**Required work:**
Quote each line of the material verbatim, without the pictures.

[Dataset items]
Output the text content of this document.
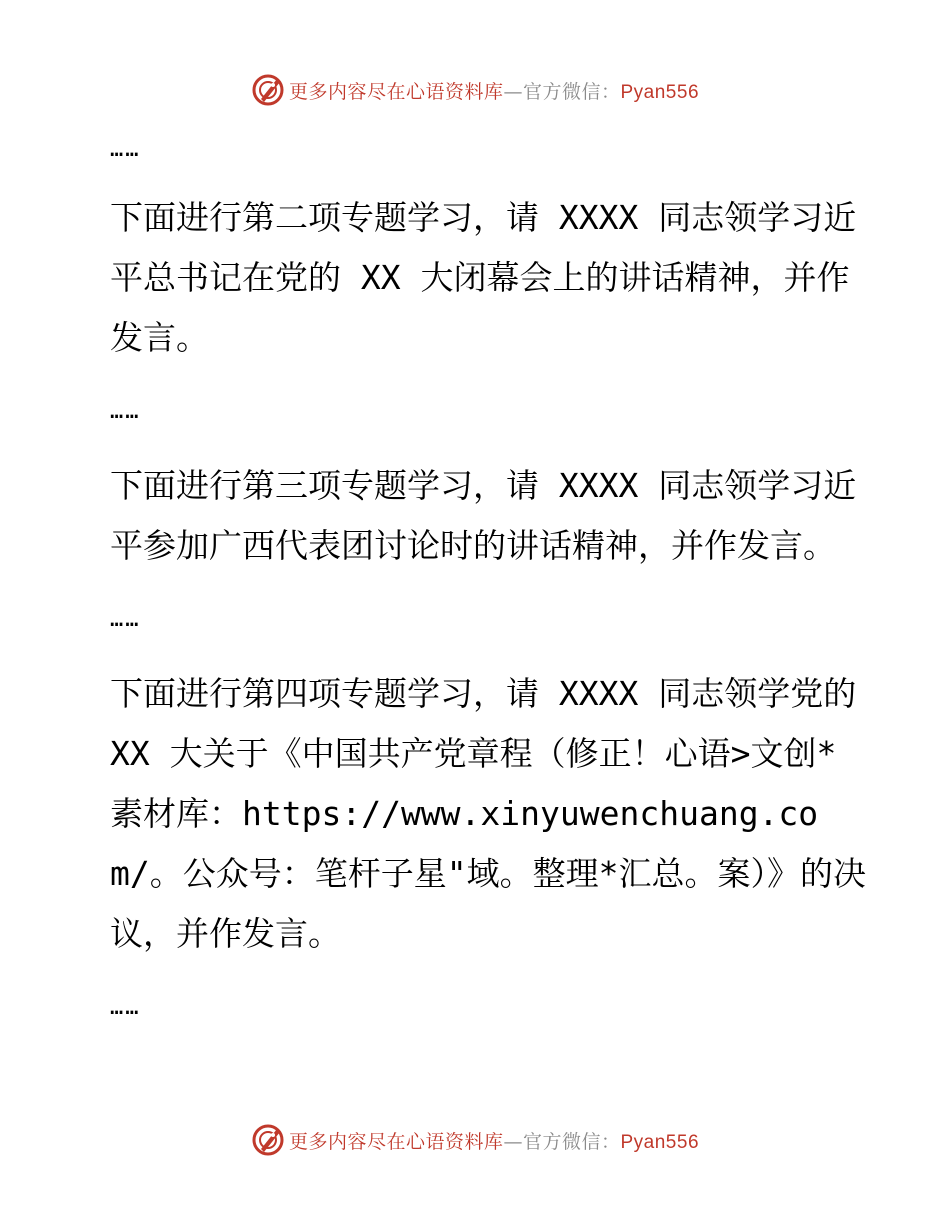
更多内容尽在心语资料库—官方微信：Pyan556

……

下面进行第二项专题学习，请 XXXX 同志领学习近平总书记在党的 XX 大闭幕会上的讲话精神，并作发言。

……

下面进行第三项专题学习，请 XXXX 同志领学习近平参加广西代表团讨论时的讲话精神，并作发言。

……

下面进行第四项专题学习，请 XXXX 同志领学党的 XX 大关于《中国共产党章程（修正！心语>文创*素材库：https://www.xinyuwenchuang.com/。公众号：笔杆子星"域。整理*汇总。案）》的决议，并作发言。

……

更多内容尽在心语资料库—官方微信：Pyan556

**Response to the task:**
Output the text content of this document.
更多内容尽在心语资料库—官方微信：Pyan556

……

下面进行第二项专题学习，请 XXXX 同志领学习近平总书记在党的 XX 大闭幕会上的讲话精神，并作发言。

……

下面进行第三项专题学习，请 XXXX 同志领学习近平参加广西代表团讨论时的讲话精神，并作发言。

……

下面进行第四项专题学习，请 XXXX 同志领学党的 XX 大关于《中国共产党章程（修正！心语>文创*素材库：https://www.xinyuwenchuang.com/。公众号：笔杆子星"域。整理*汇总。案）》的决议，并作发言。

……

更多内容尽在心语资料库—官方微信：Pyan556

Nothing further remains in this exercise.